____ The records

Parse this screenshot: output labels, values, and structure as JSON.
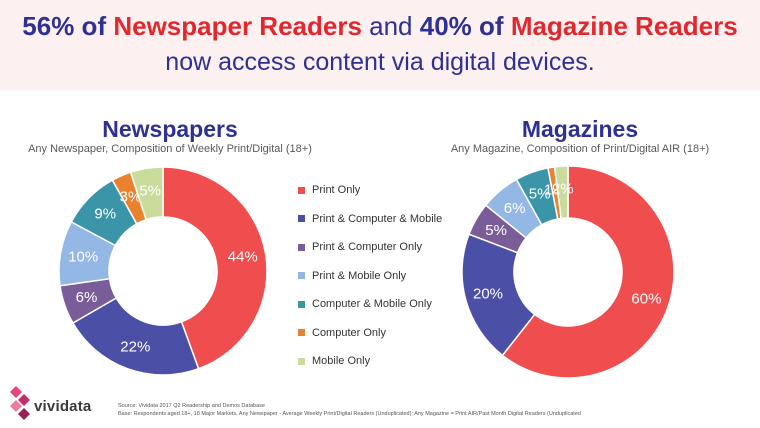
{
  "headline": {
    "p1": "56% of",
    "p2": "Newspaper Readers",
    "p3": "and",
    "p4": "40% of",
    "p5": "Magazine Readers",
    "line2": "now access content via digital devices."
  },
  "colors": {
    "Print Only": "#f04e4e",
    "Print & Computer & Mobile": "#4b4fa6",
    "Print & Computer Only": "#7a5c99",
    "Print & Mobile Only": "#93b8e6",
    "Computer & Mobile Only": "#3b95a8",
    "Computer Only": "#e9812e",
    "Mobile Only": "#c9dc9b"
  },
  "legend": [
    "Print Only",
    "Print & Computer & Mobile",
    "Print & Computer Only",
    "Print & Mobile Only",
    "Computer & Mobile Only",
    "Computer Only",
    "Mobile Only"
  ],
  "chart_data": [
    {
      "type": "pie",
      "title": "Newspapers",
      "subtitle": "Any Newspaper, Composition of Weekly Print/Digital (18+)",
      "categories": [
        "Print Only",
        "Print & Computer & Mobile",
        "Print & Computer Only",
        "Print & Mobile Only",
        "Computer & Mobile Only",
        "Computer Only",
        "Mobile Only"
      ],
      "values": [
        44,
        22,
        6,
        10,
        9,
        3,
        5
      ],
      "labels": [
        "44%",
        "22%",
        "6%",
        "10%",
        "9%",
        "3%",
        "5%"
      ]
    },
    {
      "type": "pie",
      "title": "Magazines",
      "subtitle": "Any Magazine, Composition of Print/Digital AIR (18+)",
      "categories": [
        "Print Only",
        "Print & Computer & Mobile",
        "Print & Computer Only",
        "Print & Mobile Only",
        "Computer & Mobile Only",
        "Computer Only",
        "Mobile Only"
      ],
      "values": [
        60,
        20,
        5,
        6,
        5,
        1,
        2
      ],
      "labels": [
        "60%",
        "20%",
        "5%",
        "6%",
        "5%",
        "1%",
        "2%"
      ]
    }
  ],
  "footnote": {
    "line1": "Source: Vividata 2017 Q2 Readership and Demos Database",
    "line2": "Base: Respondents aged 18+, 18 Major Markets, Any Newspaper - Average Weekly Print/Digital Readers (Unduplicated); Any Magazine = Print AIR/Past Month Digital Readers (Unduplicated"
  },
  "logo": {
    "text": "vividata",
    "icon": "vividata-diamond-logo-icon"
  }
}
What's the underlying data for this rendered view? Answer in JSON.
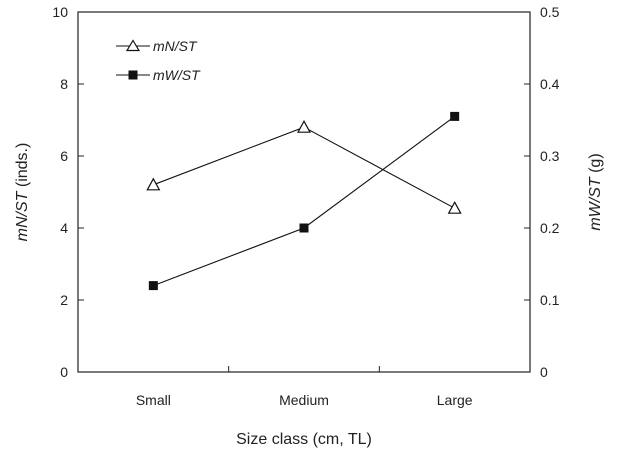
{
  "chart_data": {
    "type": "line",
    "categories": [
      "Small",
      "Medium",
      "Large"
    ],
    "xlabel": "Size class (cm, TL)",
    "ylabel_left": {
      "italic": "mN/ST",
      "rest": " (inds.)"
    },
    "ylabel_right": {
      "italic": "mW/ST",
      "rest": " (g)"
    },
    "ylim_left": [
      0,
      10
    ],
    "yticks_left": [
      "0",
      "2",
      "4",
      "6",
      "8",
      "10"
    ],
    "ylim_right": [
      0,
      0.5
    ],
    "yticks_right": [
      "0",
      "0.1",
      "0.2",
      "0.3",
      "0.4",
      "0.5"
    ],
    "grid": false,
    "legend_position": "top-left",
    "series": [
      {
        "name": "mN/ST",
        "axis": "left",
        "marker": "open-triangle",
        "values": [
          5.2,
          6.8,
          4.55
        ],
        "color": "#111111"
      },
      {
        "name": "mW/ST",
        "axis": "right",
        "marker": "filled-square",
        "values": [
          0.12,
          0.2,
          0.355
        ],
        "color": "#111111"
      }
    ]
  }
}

________

▶ Task goal
Omit the images and transcribe all of the records above word for word.

▶ Answer in full
Parse this screenshot: output labels, values, and structure as JSON.
{
  "headline": {
    "p1": "56% of",
    "p2": "Newspaper Readers",
    "p3": "and",
    "p4": "40% of",
    "p5": "Magazine Readers",
    "line2": "now access content via digital devices."
  },
  "colors": {
    "Print Only": "#f04e4e",
    "Print & Computer & Mobile": "#4b4fa6",
    "Print & Computer Only": "#7a5c99",
    "Print & Mobile Only": "#93b8e6",
    "Computer & Mobile Only": "#3b95a8",
    "Computer Only": "#e9812e",
    "Mobile Only": "#c9dc9b"
  },
  "legend": [
    "Print Only",
    "Print & Computer & Mobile",
    "Print & Computer Only",
    "Print & Mobile Only",
    "Computer & Mobile Only",
    "Computer Only",
    "Mobile Only"
  ],
  "chart_data": [
    {
      "type": "pie",
      "title": "Newspapers",
      "subtitle": "Any Newspaper, Composition of Weekly Print/Digital (18+)",
      "categories": [
        "Print Only",
        "Print & Computer & Mobile",
        "Print & Computer Only",
        "Print & Mobile Only",
        "Computer & Mobile Only",
        "Computer Only",
        "Mobile Only"
      ],
      "values": [
        44,
        22,
        6,
        10,
        9,
        3,
        5
      ],
      "labels": [
        "44%",
        "22%",
        "6%",
        "10%",
        "9%",
        "3%",
        "5%"
      ]
    },
    {
      "type": "pie",
      "title": "Magazines",
      "subtitle": "Any Magazine, Composition of Print/Digital AIR (18+)",
      "categories": [
        "Print Only",
        "Print & Computer & Mobile",
        "Print & Computer Only",
        "Print & Mobile Only",
        "Computer & Mobile Only",
        "Computer Only",
        "Mobile Only"
      ],
      "values": [
        60,
        20,
        5,
        6,
        5,
        1,
        2
      ],
      "labels": [
        "60%",
        "20%",
        "5%",
        "6%",
        "5%",
        "1%",
        "2%"
      ]
    }
  ],
  "footnote": {
    "line1": "Source: Vividata 2017 Q2 Readership and Demos Database",
    "line2": "Base: Respondents aged 18+, 18 Major Markets, Any Newspaper - Average Weekly Print/Digital Readers (Unduplicated); Any Magazine = Print AIR/Past Month Digital Readers (Unduplicated"
  },
  "logo": {
    "text": "vividata",
    "icon": "vividata-diamond-logo-icon"
  }
}
What's the underlying data for this rendered view? Answer in JSON.
{
  "chart_data": {
    "type": "line",
    "categories": [
      "Small",
      "Medium",
      "Large"
    ],
    "xlabel": "Size class (cm, TL)",
    "ylabel_left": {
      "italic": "mN/ST",
      "rest": " (inds.)"
    },
    "ylabel_right": {
      "italic": "mW/ST",
      "rest": " (g)"
    },
    "ylim_left": [
      0,
      10
    ],
    "yticks_left": [
      "0",
      "2",
      "4",
      "6",
      "8",
      "10"
    ],
    "ylim_right": [
      0,
      0.5
    ],
    "yticks_right": [
      "0",
      "0.1",
      "0.2",
      "0.3",
      "0.4",
      "0.5"
    ],
    "grid": false,
    "legend_position": "top-left",
    "series": [
      {
        "name": "mN/ST",
        "axis": "left",
        "marker": "open-triangle",
        "values": [
          5.2,
          6.8,
          4.55
        ],
        "color": "#111111"
      },
      {
        "name": "mW/ST",
        "axis": "right",
        "marker": "filled-square",
        "values": [
          0.12,
          0.2,
          0.355
        ],
        "color": "#111111"
      }
    ]
  }
}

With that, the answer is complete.